**GOAL OF THE EXERCISE**: Write out the passage from the dating commentary below word for word, from "[Morgan in In" to "work for everyone.".

**PASSAGE TO READ**:
• commentary
  • TUESDAY OCTOBER 16 2012 9:04 PM

A Guy’s Perspective: Good Friends Are Hard To Come By (Especially After 30)

by Symbol


[Morgan in In A Crowd]

This is the longest period I've been single in my adult life. I'm dating, but as I alluded to in my last article, I've only met people who aren't ready for any kind of serious relationship…and for the right now, that’s perfectly fine with me too.



I'm meeting more and more people who are only interested in open or poly-amorous relationships. Perhaps people are finally coming to realize that the monogamous relationship, which has been a cornerstone of our society for generations, just doesn't work for everyone.



I think, in part, one of the reasons people seem to enjoy open relationships so much is because of how much fun getting to meet new people can be. To be clear, I'm not one of those people who have shunned monogamy. I've tried the poly thing, and that green-eyed monster called jealousy just shuts me down every time – but at least I know my limits. So it boils down to where and how you meet people, and what do you do once you've met someone? 



I seem to have always met women in one of two places – on campus or in bars. Sometimes those bars were on campus, which just compounds the fact that I'm used to meeting women in a certain setting. A fairly formulaic ritual seems to have formed there too. I’d hang out somewhere, occasionally make eye contact, smile, and see if I could get a conversation going. It’s the conservative Canadian way of doing things, apparently, but it’s been quite successful for most of my life.



I tend to use humor extensively when getting to know women. The self-deprecating kind, especially if I've been drinking, or I'm nervous – though it takes quite a lot to make me nervous in front of anyone. If the attraction doesn’t seem to be mutual, I'm never the kind who pushes – I always back off right away. I respect women (and myself) far too much to be that guy.

**DATASET SECTION**:
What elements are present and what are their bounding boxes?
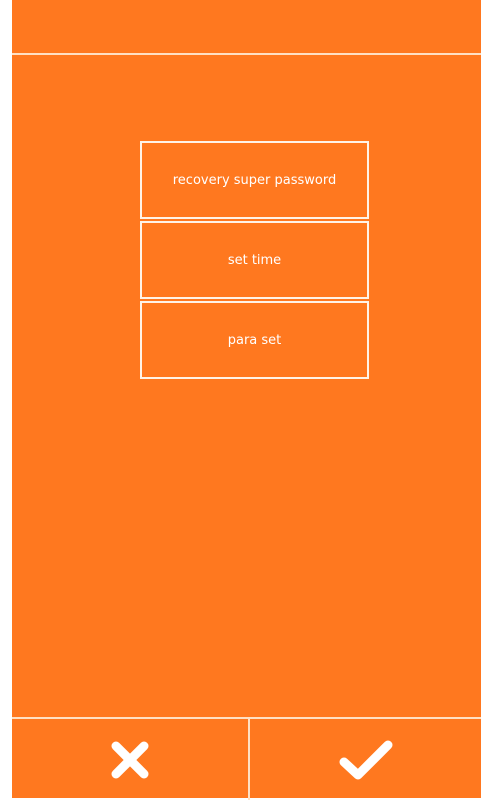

**THE OUTPUT**:
[Morgan in In A Crowd]

This is the longest period I've been single in my adult life. I'm dating, but as I alluded to in my last article, I've only met people who aren't ready for any kind of serious relationship…and for the right now, that’s perfectly fine with me too.



I'm meeting more and more people who are only interested in open or poly-amorous relationships. Perhaps people are finally coming to realize that the monogamous relationship, which has been a cornerstone of our society for generations, just doesn't work for everyone.